--- Selected excerpt ---
-- begin --

What does any of that even mean? 

Joy bets the ponies on Jackman and Rebecca Ferguson miraculously creating a Bogart & Bacall lust out of thin air, Ferguson’s MISSION: IMPOSSIBLE victory lap stumbling as of late with one abysmal DOCTOR SLEEP after another MEN IN BLACK: INTERNATIONAL. This thankless blank slate of a long-legged MacGuffin doesn’t offer much of a rebound. Those expecting to at least be taken in by a unique setting beware, REMINISCENCE fails to earn any of the faint praise that’s been tossed its way like table scraps to a mutt. With the flooding waters crushing social barriers and centralizing an entire city’s population into a tighter and tighter arena, REMINISCENCE’s Miami is conspicuously unpopulated, a barren digitized landscape closer resembling the ghostly launch PS4 build of Cyberpunk 2077 than a heaving, wheezing metropolis. Lisa Joy decided to envision a dying city with literally no life. Inches of still water turn streets into swampy canals, but no one’s adjusted their apparel, sloshing about in slacks and high-heels. Global warming has wrought havoc on Earth, but the visuals are coated with a steely cool, nary a drop of sweat from Florida’s already ghastly humidity dripped—Jackman regularly wears a trench coat, for fuck’s sake. There’s no texture, no gristle or fat to chew on, leaving you completely alone with nothing but the convoluted story and zero chemistry relationships. It’s no TOTAL RECALL, and it’s not even Fallout 4: REMINISCENCE, suffering from Westworld’s high-gloss, zero impact storytelling centered on philosophical conclusions considered mind-blowing because enough Karma farmers on Reddit said so. [Kevin Cookman]

Snake Eyes Movie


Director: Robert Schwentke

About midway through SNAKE EYES, three giant CGI snakes emerge from an underground cave to perform a mystic purity test on the film’s titular hero. You didn’t misread that: the snakes are, largely, there to assess (through magic, I assume?) whether or not Snake Eyes is pure of heart. Of course, due to a vengeful plight to kill the man who killed his father, he isn’t, so the snakes try and kill him in what amounts to something like 45 seconds of on-screen action before he’s swiftly pulled from the fight. But the sequence is perplexing, a strange divergence from everything that comes before and after. And the snakes, naturally, don’t look good—granted, giant snakes rarely look great, but given how reliant the film is as a whole on stunt work and practical effects, you’d have thought the singular CGI sequence in the film might look a smidge better.

-- end --

--- Listed records ---
-- begin --

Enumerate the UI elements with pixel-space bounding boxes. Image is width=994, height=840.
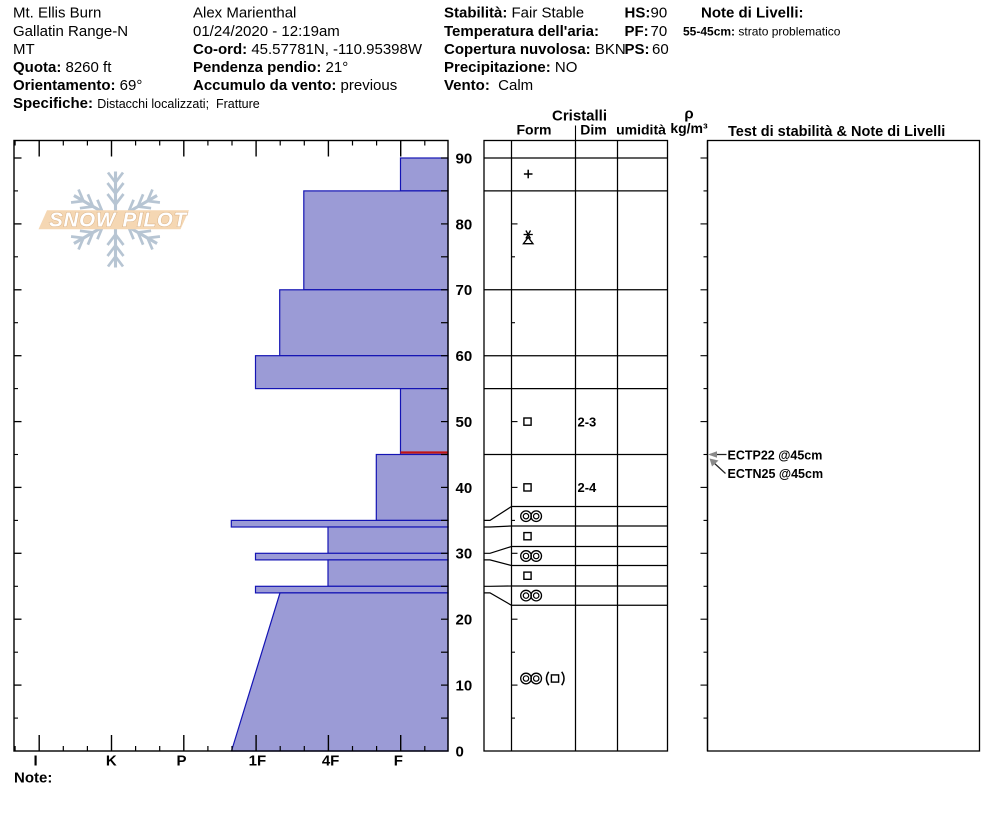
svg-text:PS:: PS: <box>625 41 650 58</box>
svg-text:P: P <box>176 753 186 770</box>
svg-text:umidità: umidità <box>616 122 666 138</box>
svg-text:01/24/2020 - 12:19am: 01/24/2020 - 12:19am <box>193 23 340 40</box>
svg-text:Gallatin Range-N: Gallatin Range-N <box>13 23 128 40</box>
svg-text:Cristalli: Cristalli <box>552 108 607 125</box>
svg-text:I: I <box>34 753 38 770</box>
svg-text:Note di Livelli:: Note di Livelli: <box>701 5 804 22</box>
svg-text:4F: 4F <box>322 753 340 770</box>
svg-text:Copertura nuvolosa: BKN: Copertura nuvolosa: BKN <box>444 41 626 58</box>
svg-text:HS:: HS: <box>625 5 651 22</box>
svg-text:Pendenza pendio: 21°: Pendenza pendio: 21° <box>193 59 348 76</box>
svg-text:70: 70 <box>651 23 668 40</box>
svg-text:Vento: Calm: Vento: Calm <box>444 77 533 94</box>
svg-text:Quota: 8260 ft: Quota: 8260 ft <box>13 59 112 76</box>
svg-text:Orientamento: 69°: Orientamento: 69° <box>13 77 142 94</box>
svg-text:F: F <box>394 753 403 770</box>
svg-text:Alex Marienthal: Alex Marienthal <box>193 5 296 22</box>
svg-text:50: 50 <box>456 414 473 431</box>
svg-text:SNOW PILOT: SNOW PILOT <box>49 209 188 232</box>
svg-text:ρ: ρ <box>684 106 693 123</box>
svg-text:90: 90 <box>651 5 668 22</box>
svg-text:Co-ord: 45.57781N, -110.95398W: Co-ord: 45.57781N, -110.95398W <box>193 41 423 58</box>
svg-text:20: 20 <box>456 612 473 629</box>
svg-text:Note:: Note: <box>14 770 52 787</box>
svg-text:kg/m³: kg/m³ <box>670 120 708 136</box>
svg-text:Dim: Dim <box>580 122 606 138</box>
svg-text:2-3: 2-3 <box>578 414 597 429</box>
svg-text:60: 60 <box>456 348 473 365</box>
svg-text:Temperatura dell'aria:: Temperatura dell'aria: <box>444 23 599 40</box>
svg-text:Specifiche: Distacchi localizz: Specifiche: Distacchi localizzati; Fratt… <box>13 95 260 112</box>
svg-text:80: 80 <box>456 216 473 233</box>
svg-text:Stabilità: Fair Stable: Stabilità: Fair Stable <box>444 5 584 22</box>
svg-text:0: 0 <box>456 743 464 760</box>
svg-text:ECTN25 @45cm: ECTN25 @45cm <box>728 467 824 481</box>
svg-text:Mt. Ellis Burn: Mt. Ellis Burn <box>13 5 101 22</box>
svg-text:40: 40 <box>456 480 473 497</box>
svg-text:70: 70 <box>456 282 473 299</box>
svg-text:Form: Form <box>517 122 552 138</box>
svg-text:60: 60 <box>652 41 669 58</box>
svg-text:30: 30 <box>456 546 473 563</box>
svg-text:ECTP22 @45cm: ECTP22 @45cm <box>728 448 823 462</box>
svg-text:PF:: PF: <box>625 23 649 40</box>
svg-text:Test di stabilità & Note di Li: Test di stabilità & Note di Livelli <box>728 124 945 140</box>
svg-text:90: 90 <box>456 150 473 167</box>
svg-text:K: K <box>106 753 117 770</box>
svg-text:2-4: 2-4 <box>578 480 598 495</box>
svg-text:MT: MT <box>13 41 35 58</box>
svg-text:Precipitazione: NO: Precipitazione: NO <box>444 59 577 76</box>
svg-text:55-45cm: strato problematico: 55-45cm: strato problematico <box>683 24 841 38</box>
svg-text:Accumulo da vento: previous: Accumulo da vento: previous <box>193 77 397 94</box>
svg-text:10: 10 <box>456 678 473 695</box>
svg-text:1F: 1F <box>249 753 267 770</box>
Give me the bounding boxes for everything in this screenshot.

-- end --

--- Things to do ---
A - Reproduce the film review excerpt from "Snake Eyes Movie" up to and including "a smidge better.", swapping "snakes" for "serpents" wherever it occurs.
B - According to the film review excerpt, who directed Snake Eyes?
C - List every title that the film review excerpt writes entirely in capital letters.

--- The results ---
A -
Snake Eyes Movie


Director: Robert Schwentke

About midway through SNAKE EYES, three giant CGI serpents emerge from an underground cave to perform a mystic purity test on the film’s titular hero. You didn’t misread that: the serpents are, largely, there to assess (through magic, I assume?) whether or not Snake Eyes is pure of heart. Of course, due to a vengeful plight to kill the man who killed his father, he isn’t, so the serpents try and kill him in what amounts to something like 45 seconds of on-screen action before he’s swiftly pulled from the fight. But the sequence is perplexing, a strange divergence from everything that comes before and after. And the serpents, naturally, don’t look good—granted, giant serpents rarely look great, but given how reliant the film is as a whole on stunt work and practical effects, you’d have thought the singular CGI sequence in the film might look a smidge better.

B - Robert Schwentke

C -
MISSION: IMPOSSIBLE
DOCTOR SLEEP
MEN IN BLACK: INTERNATIONAL
REMINISCENCE
TOTAL RECALL
SNAKE EYES